## [Work to complete]
Below are some entries; can you quote all of them exactly?
** Start of Data provided **
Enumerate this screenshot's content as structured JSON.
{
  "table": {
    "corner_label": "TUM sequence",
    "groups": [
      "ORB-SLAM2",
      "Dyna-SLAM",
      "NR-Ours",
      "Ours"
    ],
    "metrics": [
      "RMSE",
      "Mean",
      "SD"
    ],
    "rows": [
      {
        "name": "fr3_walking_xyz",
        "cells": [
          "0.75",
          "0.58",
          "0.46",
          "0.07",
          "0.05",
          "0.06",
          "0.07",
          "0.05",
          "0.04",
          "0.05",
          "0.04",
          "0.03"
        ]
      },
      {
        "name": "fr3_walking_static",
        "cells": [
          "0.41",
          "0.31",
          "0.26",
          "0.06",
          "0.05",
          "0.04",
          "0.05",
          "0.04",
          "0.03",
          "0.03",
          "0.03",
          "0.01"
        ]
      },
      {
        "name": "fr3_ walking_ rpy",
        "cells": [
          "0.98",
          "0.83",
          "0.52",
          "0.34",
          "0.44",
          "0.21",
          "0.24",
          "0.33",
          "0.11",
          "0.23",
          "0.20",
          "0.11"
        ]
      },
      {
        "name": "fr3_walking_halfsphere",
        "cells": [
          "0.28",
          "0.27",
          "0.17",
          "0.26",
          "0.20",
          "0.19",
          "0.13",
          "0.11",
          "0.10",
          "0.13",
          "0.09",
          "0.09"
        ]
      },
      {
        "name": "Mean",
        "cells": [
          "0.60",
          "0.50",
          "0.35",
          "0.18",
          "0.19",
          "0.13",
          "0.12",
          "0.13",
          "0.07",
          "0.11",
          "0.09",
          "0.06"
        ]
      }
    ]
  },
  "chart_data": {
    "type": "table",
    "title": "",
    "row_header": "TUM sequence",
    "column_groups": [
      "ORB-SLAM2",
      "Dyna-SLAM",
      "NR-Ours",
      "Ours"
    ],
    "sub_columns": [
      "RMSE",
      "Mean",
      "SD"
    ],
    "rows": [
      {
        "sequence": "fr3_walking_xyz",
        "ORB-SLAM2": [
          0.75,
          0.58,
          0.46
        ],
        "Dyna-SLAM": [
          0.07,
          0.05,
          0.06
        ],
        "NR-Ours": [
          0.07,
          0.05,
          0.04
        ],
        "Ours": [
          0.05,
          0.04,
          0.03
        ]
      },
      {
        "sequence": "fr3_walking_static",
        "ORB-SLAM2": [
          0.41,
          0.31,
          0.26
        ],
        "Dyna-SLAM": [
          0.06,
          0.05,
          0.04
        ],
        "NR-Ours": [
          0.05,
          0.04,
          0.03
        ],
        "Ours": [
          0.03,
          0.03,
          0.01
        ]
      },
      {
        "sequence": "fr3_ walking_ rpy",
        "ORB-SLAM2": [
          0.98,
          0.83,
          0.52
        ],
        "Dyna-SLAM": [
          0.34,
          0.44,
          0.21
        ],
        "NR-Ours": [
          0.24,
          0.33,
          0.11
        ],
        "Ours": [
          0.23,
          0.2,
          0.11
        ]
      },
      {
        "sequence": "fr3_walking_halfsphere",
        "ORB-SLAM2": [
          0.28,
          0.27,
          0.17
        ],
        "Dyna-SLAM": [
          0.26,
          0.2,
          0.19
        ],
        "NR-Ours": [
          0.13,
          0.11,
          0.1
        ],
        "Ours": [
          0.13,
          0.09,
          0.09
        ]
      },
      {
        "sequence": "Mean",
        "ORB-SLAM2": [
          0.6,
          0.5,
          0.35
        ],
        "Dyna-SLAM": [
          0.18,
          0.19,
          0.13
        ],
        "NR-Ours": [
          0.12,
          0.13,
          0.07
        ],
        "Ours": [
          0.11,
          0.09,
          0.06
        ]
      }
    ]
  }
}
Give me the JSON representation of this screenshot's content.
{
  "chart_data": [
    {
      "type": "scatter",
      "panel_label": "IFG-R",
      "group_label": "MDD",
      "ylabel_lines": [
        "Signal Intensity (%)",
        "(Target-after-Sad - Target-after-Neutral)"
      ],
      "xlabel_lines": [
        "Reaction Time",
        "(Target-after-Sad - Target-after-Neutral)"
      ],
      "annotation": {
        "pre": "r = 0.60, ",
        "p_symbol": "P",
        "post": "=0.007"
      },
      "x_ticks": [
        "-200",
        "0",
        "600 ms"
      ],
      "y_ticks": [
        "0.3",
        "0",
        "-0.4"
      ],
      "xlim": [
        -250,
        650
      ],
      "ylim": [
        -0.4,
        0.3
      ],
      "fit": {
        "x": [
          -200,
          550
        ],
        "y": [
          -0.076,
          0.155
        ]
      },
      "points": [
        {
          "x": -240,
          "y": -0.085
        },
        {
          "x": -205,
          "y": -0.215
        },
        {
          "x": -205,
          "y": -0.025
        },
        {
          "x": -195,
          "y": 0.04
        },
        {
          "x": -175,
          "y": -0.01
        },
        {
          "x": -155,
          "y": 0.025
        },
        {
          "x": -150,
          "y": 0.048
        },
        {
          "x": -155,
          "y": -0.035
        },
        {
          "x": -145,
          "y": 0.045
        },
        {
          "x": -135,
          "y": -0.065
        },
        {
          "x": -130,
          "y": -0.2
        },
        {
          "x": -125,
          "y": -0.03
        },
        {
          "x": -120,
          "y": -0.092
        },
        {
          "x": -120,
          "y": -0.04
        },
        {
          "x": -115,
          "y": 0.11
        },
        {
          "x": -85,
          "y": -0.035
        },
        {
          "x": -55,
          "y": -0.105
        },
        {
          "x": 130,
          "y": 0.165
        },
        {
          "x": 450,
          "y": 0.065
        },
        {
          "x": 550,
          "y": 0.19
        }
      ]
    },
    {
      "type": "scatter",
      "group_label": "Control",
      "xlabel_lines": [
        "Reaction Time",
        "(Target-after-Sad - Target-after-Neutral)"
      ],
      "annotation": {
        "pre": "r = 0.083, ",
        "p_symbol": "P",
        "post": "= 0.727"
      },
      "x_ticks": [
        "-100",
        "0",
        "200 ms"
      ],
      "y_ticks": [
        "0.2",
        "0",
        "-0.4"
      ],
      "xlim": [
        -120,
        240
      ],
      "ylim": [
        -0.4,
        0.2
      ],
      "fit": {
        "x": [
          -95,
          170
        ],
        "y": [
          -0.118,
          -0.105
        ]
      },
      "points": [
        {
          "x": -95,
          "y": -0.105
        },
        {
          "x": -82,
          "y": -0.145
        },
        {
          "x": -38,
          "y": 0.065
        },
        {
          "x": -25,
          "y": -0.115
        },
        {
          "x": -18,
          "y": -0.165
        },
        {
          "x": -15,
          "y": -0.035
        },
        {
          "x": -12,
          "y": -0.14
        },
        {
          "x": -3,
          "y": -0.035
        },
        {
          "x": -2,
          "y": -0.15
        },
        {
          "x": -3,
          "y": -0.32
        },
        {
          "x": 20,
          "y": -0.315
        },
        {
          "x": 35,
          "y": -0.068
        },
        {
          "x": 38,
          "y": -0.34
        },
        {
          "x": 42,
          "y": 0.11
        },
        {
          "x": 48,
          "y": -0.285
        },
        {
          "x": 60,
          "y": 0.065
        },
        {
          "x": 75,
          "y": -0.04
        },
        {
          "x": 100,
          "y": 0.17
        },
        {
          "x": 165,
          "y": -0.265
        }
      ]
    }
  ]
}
** End of Data provided **
## [Solution for this problem]
Enumerate this screenshot's content as structured JSON.
{
  "table": {
    "corner_label": "TUM sequence",
    "groups": [
      "ORB-SLAM2",
      "Dyna-SLAM",
      "NR-Ours",
      "Ours"
    ],
    "metrics": [
      "RMSE",
      "Mean",
      "SD"
    ],
    "rows": [
      {
        "name": "fr3_walking_xyz",
        "cells": [
          "0.75",
          "0.58",
          "0.46",
          "0.07",
          "0.05",
          "0.06",
          "0.07",
          "0.05",
          "0.04",
          "0.05",
          "0.04",
          "0.03"
        ]
      },
      {
        "name": "fr3_walking_static",
        "cells": [
          "0.41",
          "0.31",
          "0.26",
          "0.06",
          "0.05",
          "0.04",
          "0.05",
          "0.04",
          "0.03",
          "0.03",
          "0.03",
          "0.01"
        ]
      },
      {
        "name": "fr3_ walking_ rpy",
        "cells": [
          "0.98",
          "0.83",
          "0.52",
          "0.34",
          "0.44",
          "0.21",
          "0.24",
          "0.33",
          "0.11",
          "0.23",
          "0.20",
          "0.11"
        ]
      },
      {
        "name": "fr3_walking_halfsphere",
        "cells": [
          "0.28",
          "0.27",
          "0.17",
          "0.26",
          "0.20",
          "0.19",
          "0.13",
          "0.11",
          "0.10",
          "0.13",
          "0.09",
          "0.09"
        ]
      },
      {
        "name": "Mean",
        "cells": [
          "0.60",
          "0.50",
          "0.35",
          "0.18",
          "0.19",
          "0.13",
          "0.12",
          "0.13",
          "0.07",
          "0.11",
          "0.09",
          "0.06"
        ]
      }
    ]
  },
  "chart_data": {
    "type": "table",
    "title": "",
    "row_header": "TUM sequence",
    "column_groups": [
      "ORB-SLAM2",
      "Dyna-SLAM",
      "NR-Ours",
      "Ours"
    ],
    "sub_columns": [
      "RMSE",
      "Mean",
      "SD"
    ],
    "rows": [
      {
        "sequence": "fr3_walking_xyz",
        "ORB-SLAM2": [
          0.75,
          0.58,
          0.46
        ],
        "Dyna-SLAM": [
          0.07,
          0.05,
          0.06
        ],
        "NR-Ours": [
          0.07,
          0.05,
          0.04
        ],
        "Ours": [
          0.05,
          0.04,
          0.03
        ]
      },
      {
        "sequence": "fr3_walking_static",
        "ORB-SLAM2": [
          0.41,
          0.31,
          0.26
        ],
        "Dyna-SLAM": [
          0.06,
          0.05,
          0.04
        ],
        "NR-Ours": [
          0.05,
          0.04,
          0.03
        ],
        "Ours": [
          0.03,
          0.03,
          0.01
        ]
      },
      {
        "sequence": "fr3_ walking_ rpy",
        "ORB-SLAM2": [
          0.98,
          0.83,
          0.52
        ],
        "Dyna-SLAM": [
          0.34,
          0.44,
          0.21
        ],
        "NR-Ours": [
          0.24,
          0.33,
          0.11
        ],
        "Ours": [
          0.23,
          0.2,
          0.11
        ]
      },
      {
        "sequence": "fr3_walking_halfsphere",
        "ORB-SLAM2": [
          0.28,
          0.27,
          0.17
        ],
        "Dyna-SLAM": [
          0.26,
          0.2,
          0.19
        ],
        "NR-Ours": [
          0.13,
          0.11,
          0.1
        ],
        "Ours": [
          0.13,
          0.09,
          0.09
        ]
      },
      {
        "sequence": "Mean",
        "ORB-SLAM2": [
          0.6,
          0.5,
          0.35
        ],
        "Dyna-SLAM": [
          0.18,
          0.19,
          0.13
        ],
        "NR-Ours": [
          0.12,
          0.13,
          0.07
        ],
        "Ours": [
          0.11,
          0.09,
          0.06
        ]
      }
    ]
  }
}
Give me the JSON representation of this screenshot's content.
{
  "chart_data": [
    {
      "type": "scatter",
      "panel_label": "IFG-R",
      "group_label": "MDD",
      "ylabel_lines": [
        "Signal Intensity (%)",
        "(Target-after-Sad - Target-after-Neutral)"
      ],
      "xlabel_lines": [
        "Reaction Time",
        "(Target-after-Sad - Target-after-Neutral)"
      ],
      "annotation": {
        "pre": "r = 0.60, ",
        "p_symbol": "P",
        "post": "=0.007"
      },
      "x_ticks": [
        "-200",
        "0",
        "600 ms"
      ],
      "y_ticks": [
        "0.3",
        "0",
        "-0.4"
      ],
      "xlim": [
        -250,
        650
      ],
      "ylim": [
        -0.4,
        0.3
      ],
      "fit": {
        "x": [
          -200,
          550
        ],
        "y": [
          -0.076,
          0.155
        ]
      },
      "points": [
        {
          "x": -240,
          "y": -0.085
        },
        {
          "x": -205,
          "y": -0.215
        },
        {
          "x": -205,
          "y": -0.025
        },
        {
          "x": -195,
          "y": 0.04
        },
        {
          "x": -175,
          "y": -0.01
        },
        {
          "x": -155,
          "y": 0.025
        },
        {
          "x": -150,
          "y": 0.048
        },
        {
          "x": -155,
          "y": -0.035
        },
        {
          "x": -145,
          "y": 0.045
        },
        {
          "x": -135,
          "y": -0.065
        },
        {
          "x": -130,
          "y": -0.2
        },
        {
          "x": -125,
          "y": -0.03
        },
        {
          "x": -120,
          "y": -0.092
        },
        {
          "x": -120,
          "y": -0.04
        },
        {
          "x": -115,
          "y": 0.11
        },
        {
          "x": -85,
          "y": -0.035
        },
        {
          "x": -55,
          "y": -0.105
        },
        {
          "x": 130,
          "y": 0.165
        },
        {
          "x": 450,
          "y": 0.065
        },
        {
          "x": 550,
          "y": 0.19
        }
      ]
    },
    {
      "type": "scatter",
      "group_label": "Control",
      "xlabel_lines": [
        "Reaction Time",
        "(Target-after-Sad - Target-after-Neutral)"
      ],
      "annotation": {
        "pre": "r = 0.083, ",
        "p_symbol": "P",
        "post": "= 0.727"
      },
      "x_ticks": [
        "-100",
        "0",
        "200 ms"
      ],
      "y_ticks": [
        "0.2",
        "0",
        "-0.4"
      ],
      "xlim": [
        -120,
        240
      ],
      "ylim": [
        -0.4,
        0.2
      ],
      "fit": {
        "x": [
          -95,
          170
        ],
        "y": [
          -0.118,
          -0.105
        ]
      },
      "points": [
        {
          "x": -95,
          "y": -0.105
        },
        {
          "x": -82,
          "y": -0.145
        },
        {
          "x": -38,
          "y": 0.065
        },
        {
          "x": -25,
          "y": -0.115
        },
        {
          "x": -18,
          "y": -0.165
        },
        {
          "x": -15,
          "y": -0.035
        },
        {
          "x": -12,
          "y": -0.14
        },
        {
          "x": -3,
          "y": -0.035
        },
        {
          "x": -2,
          "y": -0.15
        },
        {
          "x": -3,
          "y": -0.32
        },
        {
          "x": 20,
          "y": -0.315
        },
        {
          "x": 35,
          "y": -0.068
        },
        {
          "x": 38,
          "y": -0.34
        },
        {
          "x": 42,
          "y": 0.11
        },
        {
          "x": 48,
          "y": -0.285
        },
        {
          "x": 60,
          "y": 0.065
        },
        {
          "x": 75,
          "y": -0.04
        },
        {
          "x": 100,
          "y": 0.17
        },
        {
          "x": 165,
          "y": -0.265
        }
      ]
    }
  ]
}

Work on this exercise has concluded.